__Problem description__
In the entries below, some lines hold the string "total"; please say how many, giving the number and nothing else.

__Data excerpts__
>>>

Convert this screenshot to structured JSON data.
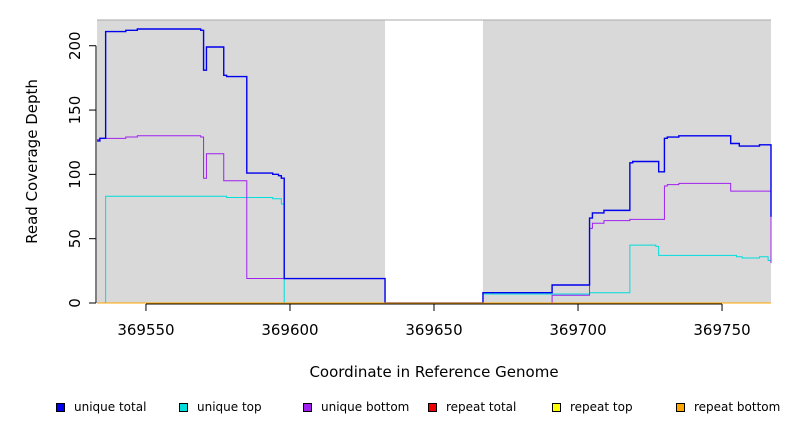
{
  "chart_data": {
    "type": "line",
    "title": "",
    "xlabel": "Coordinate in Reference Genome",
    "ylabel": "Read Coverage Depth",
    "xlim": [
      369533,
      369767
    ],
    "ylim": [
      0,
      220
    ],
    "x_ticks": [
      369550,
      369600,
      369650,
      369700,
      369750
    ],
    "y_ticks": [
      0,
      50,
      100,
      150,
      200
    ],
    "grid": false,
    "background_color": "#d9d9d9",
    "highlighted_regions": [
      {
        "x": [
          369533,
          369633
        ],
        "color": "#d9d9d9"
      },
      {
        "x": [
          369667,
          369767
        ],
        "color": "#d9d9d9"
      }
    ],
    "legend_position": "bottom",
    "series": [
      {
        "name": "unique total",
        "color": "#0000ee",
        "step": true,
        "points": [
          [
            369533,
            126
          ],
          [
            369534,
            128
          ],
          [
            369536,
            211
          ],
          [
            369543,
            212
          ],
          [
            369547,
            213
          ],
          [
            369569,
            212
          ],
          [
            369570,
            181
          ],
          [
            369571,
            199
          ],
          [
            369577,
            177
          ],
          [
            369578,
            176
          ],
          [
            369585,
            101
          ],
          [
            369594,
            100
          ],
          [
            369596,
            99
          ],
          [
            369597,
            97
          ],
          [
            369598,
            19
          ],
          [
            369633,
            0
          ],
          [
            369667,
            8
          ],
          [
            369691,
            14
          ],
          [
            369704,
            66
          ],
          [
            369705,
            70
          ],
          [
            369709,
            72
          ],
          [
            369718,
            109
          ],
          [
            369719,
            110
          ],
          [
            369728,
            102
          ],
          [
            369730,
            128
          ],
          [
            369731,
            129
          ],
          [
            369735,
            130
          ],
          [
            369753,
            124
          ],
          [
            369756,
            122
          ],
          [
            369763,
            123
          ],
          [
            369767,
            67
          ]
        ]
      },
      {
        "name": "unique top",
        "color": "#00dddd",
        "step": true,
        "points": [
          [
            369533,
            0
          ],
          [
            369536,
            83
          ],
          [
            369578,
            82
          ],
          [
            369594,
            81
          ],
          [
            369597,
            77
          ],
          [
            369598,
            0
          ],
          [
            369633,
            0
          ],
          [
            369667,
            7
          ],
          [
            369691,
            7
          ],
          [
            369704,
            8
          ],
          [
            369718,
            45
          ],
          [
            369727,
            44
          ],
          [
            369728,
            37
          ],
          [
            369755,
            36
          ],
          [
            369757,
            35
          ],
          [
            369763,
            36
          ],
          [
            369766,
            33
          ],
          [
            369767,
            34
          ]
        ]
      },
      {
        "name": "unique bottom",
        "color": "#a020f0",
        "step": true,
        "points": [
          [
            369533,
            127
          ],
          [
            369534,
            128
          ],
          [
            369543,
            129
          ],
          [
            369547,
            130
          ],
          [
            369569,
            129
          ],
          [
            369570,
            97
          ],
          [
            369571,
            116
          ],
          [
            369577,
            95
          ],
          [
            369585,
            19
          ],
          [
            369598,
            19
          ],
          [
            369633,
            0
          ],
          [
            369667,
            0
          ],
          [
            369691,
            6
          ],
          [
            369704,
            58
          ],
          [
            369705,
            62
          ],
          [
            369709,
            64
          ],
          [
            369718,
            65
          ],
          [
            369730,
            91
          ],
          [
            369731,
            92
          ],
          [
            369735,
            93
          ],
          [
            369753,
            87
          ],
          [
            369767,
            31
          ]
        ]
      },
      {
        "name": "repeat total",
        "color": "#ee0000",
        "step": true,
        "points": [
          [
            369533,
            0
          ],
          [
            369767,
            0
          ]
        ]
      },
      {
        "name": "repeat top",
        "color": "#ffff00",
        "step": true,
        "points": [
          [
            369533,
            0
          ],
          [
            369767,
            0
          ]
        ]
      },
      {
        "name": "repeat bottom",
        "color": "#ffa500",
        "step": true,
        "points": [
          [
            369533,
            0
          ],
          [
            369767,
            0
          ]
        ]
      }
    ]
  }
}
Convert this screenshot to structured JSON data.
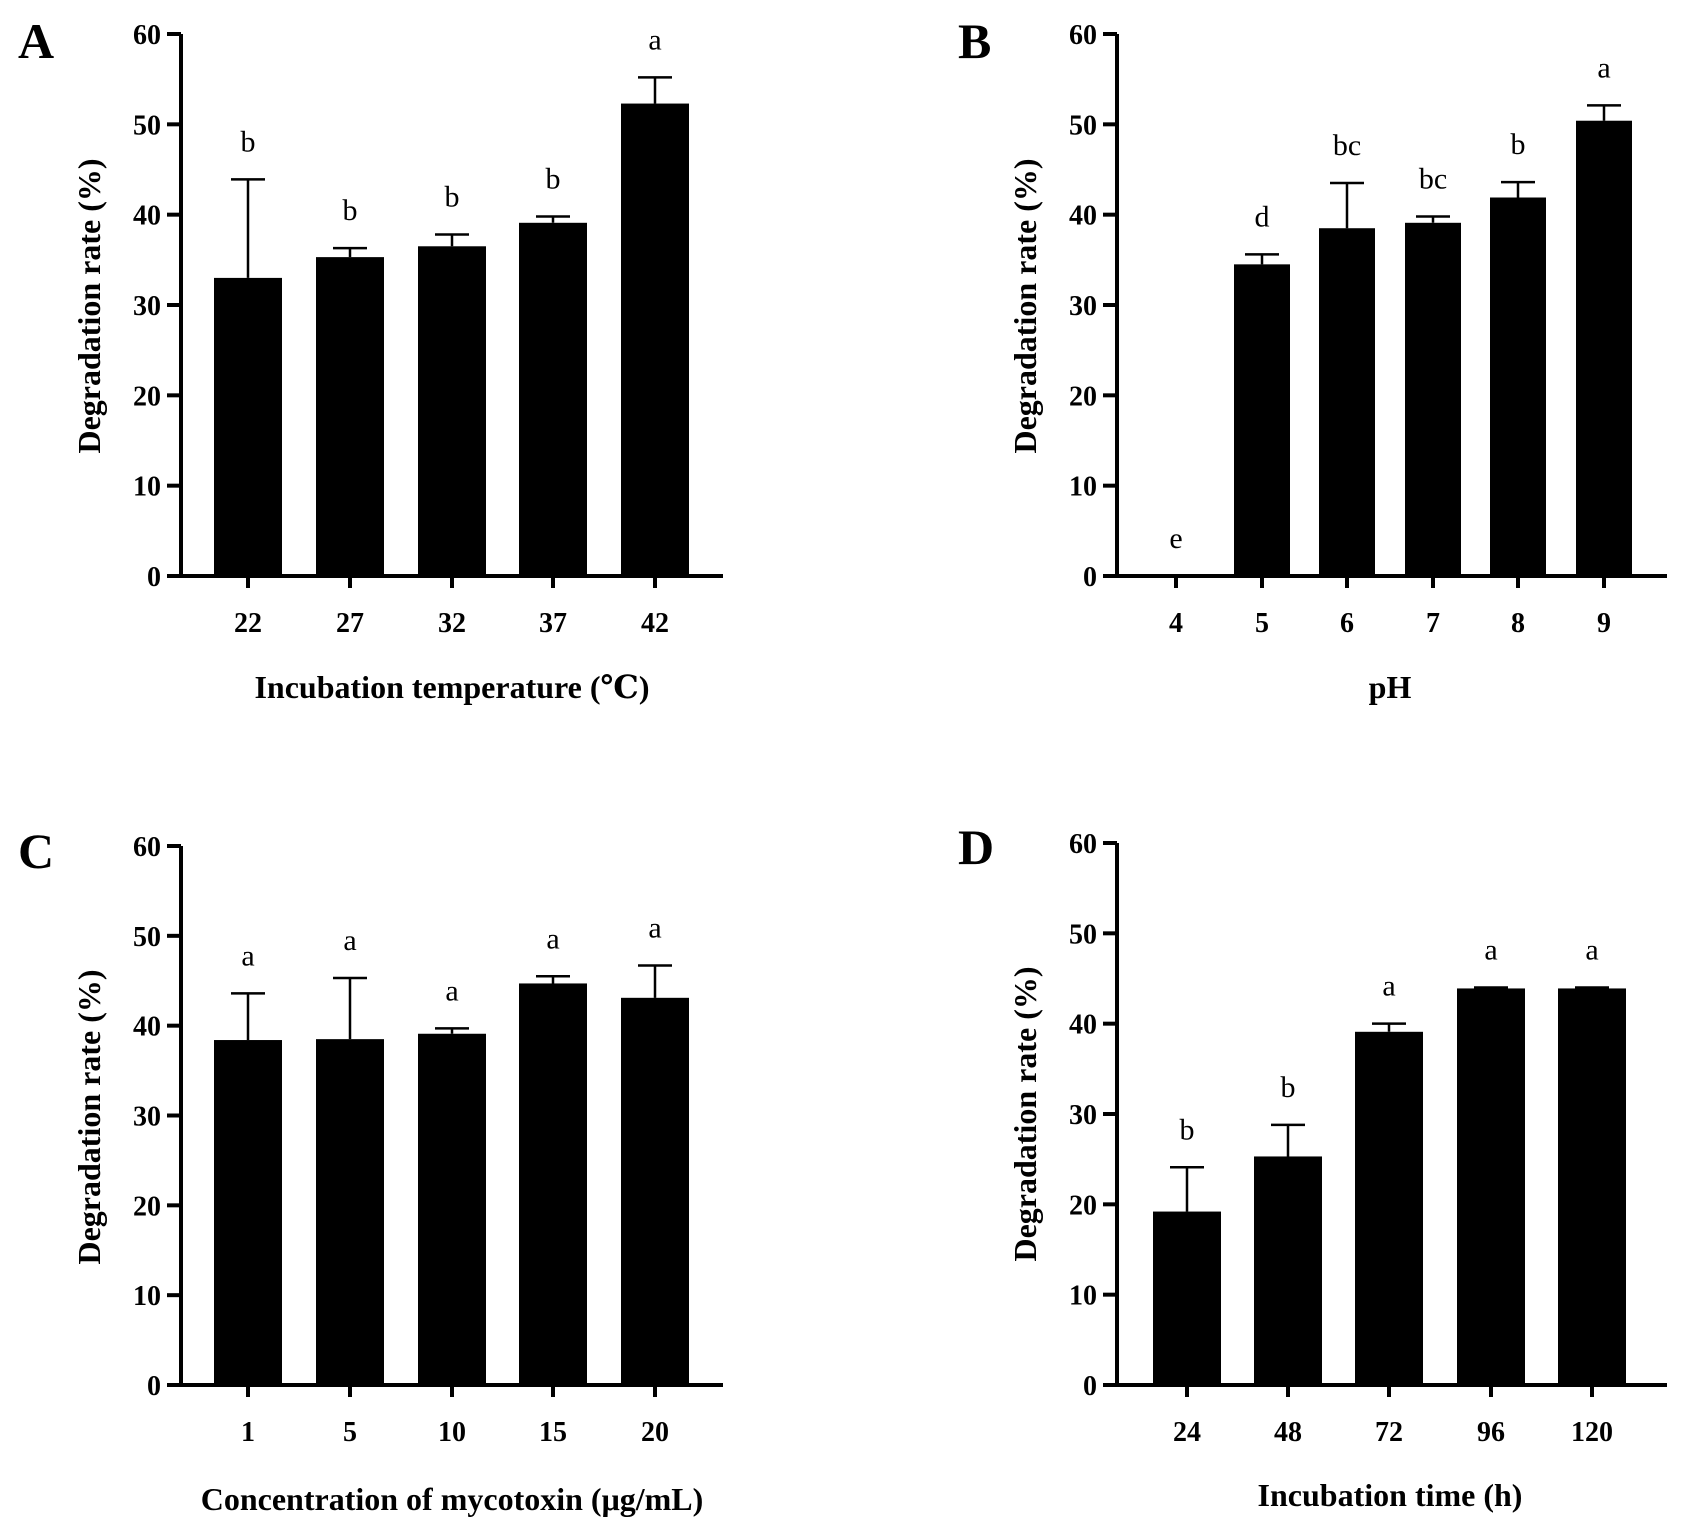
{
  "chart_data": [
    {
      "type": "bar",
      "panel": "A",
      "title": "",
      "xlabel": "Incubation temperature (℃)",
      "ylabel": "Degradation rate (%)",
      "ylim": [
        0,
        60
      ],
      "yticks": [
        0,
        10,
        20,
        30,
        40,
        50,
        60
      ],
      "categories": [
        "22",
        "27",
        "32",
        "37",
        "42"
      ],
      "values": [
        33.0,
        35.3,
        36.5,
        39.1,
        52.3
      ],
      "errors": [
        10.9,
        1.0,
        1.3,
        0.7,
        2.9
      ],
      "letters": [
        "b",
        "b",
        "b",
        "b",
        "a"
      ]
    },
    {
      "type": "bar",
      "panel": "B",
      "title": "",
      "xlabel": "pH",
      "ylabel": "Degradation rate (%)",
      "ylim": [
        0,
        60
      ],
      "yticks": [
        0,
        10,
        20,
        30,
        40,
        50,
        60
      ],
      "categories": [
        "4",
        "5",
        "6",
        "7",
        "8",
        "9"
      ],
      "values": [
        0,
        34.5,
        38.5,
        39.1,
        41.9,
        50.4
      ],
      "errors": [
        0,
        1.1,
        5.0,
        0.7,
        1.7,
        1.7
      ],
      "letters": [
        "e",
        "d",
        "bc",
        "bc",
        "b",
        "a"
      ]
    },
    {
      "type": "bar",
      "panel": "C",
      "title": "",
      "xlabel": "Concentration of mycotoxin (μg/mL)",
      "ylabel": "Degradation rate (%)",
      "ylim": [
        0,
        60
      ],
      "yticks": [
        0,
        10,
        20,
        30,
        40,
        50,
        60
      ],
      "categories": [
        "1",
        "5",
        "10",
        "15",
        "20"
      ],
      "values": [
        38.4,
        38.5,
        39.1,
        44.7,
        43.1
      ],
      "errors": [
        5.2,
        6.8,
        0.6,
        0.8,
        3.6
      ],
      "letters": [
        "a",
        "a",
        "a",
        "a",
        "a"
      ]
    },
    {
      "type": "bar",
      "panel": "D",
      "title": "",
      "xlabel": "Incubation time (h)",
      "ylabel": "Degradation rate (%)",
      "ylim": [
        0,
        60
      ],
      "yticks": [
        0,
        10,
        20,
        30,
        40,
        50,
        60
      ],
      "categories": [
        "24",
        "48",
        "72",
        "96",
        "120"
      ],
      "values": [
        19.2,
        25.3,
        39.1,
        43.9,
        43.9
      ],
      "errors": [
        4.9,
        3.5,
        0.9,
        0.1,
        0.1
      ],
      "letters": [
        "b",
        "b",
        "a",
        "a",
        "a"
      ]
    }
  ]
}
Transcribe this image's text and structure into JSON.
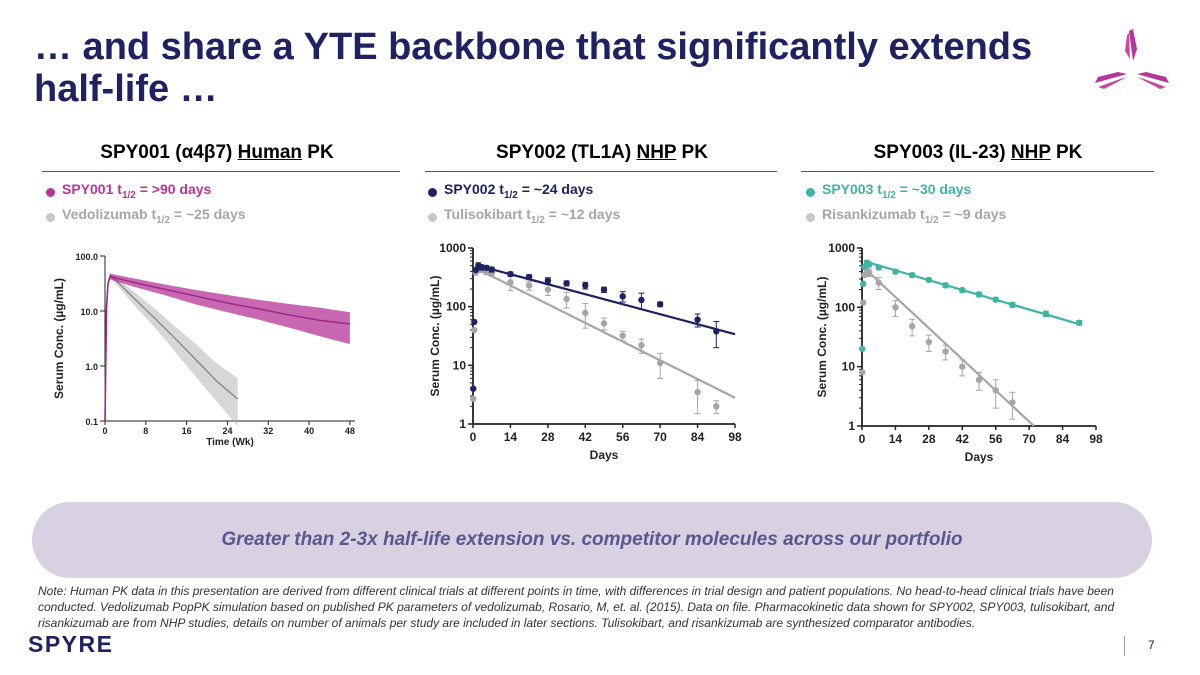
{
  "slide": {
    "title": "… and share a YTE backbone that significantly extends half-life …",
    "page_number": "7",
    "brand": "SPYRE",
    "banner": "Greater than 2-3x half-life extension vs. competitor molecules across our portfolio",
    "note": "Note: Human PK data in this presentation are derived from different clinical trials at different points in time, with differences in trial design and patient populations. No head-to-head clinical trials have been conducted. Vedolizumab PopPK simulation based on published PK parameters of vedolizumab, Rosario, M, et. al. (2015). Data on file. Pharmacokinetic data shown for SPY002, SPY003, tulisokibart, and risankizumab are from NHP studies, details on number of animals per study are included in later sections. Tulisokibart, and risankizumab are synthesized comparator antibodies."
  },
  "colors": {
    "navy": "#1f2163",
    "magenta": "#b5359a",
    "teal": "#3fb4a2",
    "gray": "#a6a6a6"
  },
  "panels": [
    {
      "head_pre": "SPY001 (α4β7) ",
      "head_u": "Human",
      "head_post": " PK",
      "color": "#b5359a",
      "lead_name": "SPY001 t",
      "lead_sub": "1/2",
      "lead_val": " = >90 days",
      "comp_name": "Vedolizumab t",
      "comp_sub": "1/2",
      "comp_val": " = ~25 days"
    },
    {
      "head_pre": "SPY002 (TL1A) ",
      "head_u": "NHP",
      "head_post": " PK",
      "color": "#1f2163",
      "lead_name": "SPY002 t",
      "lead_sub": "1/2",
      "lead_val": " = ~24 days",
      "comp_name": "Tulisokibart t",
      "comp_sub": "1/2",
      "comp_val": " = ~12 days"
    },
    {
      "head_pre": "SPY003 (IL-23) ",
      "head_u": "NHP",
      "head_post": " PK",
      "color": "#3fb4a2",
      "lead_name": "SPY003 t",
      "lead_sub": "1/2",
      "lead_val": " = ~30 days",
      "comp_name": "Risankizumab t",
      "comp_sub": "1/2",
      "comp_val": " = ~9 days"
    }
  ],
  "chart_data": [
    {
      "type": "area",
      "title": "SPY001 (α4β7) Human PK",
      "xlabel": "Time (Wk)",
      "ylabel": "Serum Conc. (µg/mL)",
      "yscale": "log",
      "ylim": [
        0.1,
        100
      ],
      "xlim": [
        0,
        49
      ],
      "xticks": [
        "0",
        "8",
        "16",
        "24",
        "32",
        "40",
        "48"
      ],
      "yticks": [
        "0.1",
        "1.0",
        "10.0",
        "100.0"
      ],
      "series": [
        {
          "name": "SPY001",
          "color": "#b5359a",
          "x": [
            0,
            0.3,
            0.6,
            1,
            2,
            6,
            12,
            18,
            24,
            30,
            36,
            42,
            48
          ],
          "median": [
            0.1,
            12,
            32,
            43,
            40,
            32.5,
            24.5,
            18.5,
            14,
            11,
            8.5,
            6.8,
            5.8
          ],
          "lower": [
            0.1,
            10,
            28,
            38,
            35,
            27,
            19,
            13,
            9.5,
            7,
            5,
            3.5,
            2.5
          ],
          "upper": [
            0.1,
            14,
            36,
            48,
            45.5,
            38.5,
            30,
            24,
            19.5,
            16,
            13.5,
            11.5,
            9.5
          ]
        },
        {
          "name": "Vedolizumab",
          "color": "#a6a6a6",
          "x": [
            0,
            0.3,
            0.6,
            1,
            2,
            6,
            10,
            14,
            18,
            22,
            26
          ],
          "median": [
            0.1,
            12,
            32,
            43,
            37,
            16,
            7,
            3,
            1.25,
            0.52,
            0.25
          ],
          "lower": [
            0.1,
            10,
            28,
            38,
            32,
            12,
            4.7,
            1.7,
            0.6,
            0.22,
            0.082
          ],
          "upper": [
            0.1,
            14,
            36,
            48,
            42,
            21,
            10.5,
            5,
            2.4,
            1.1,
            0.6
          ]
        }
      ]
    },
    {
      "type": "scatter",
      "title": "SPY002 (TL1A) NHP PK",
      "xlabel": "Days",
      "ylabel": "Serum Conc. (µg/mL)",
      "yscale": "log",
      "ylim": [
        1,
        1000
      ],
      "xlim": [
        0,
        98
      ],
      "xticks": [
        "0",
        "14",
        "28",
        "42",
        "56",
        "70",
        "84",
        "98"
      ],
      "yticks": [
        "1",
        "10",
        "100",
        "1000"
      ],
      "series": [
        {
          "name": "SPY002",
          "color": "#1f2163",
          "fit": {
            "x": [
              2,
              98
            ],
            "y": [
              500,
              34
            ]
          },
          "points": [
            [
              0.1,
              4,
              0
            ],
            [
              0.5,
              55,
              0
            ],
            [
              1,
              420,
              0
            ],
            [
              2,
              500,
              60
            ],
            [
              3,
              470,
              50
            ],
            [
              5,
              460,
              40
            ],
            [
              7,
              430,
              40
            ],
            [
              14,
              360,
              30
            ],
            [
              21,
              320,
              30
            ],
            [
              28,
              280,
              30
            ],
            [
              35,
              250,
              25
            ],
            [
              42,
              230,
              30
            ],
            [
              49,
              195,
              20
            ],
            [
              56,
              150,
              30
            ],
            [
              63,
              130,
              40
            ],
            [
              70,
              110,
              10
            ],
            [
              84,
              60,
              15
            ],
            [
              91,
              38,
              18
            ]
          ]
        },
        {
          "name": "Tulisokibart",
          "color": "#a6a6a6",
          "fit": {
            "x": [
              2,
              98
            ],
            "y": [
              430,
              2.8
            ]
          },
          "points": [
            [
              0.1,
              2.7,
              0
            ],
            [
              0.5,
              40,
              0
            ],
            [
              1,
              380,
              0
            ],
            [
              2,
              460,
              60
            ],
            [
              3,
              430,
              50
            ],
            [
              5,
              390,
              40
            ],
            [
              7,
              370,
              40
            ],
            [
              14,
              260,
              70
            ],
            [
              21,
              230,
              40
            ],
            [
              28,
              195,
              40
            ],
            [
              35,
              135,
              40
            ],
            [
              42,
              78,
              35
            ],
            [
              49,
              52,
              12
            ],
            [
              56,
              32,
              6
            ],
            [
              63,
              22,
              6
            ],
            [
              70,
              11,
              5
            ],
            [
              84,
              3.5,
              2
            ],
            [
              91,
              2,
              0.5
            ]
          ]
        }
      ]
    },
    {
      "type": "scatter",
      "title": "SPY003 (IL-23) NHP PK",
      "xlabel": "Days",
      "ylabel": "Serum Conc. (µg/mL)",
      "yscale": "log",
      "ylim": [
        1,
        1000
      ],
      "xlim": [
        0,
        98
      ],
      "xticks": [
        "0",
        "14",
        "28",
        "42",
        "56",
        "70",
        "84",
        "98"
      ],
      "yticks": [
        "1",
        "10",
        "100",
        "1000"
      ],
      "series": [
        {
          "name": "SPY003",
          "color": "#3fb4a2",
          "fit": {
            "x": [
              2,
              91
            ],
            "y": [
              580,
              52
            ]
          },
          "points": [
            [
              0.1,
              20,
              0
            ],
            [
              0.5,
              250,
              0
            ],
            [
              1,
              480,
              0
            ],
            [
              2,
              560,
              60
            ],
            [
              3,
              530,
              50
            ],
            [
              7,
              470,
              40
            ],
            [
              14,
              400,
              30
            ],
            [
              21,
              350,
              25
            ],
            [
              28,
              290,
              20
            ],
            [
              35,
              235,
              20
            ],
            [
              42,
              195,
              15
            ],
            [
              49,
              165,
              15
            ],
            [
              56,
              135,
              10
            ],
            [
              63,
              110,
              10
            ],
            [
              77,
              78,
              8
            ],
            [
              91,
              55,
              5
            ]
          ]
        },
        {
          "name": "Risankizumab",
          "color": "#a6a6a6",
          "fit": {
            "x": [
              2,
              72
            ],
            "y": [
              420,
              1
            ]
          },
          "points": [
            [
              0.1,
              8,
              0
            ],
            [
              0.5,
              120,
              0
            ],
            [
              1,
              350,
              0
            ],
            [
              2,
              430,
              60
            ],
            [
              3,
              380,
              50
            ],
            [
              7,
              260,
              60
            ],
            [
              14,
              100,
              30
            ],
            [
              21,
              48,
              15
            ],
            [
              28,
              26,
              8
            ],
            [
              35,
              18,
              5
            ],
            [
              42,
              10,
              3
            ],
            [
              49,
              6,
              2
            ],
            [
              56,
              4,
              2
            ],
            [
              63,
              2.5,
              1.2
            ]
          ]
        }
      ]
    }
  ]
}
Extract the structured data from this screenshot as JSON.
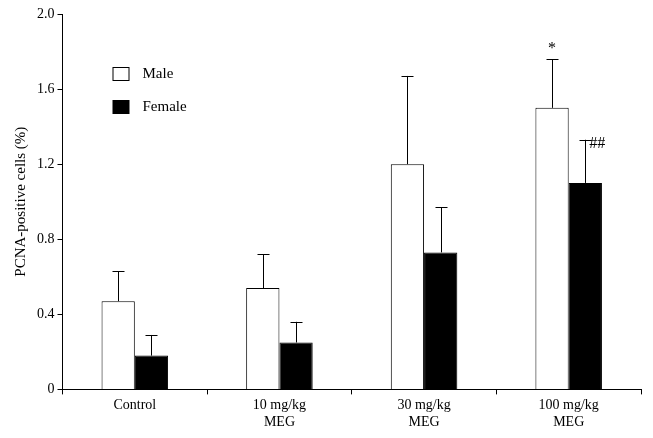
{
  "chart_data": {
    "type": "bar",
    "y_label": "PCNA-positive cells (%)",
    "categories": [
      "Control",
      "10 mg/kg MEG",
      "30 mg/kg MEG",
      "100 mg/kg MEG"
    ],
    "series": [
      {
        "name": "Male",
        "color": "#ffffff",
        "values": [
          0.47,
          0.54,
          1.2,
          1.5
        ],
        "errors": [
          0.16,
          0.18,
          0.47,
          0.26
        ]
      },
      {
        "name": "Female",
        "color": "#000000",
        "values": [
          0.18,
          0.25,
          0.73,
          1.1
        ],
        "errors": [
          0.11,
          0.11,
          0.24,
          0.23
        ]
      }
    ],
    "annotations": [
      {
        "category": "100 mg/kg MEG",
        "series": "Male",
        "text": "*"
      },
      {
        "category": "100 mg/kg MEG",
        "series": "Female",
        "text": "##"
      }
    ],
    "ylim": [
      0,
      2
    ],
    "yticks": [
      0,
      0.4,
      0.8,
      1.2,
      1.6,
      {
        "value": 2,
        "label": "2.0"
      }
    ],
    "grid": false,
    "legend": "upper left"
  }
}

<<<

__Answer box__
2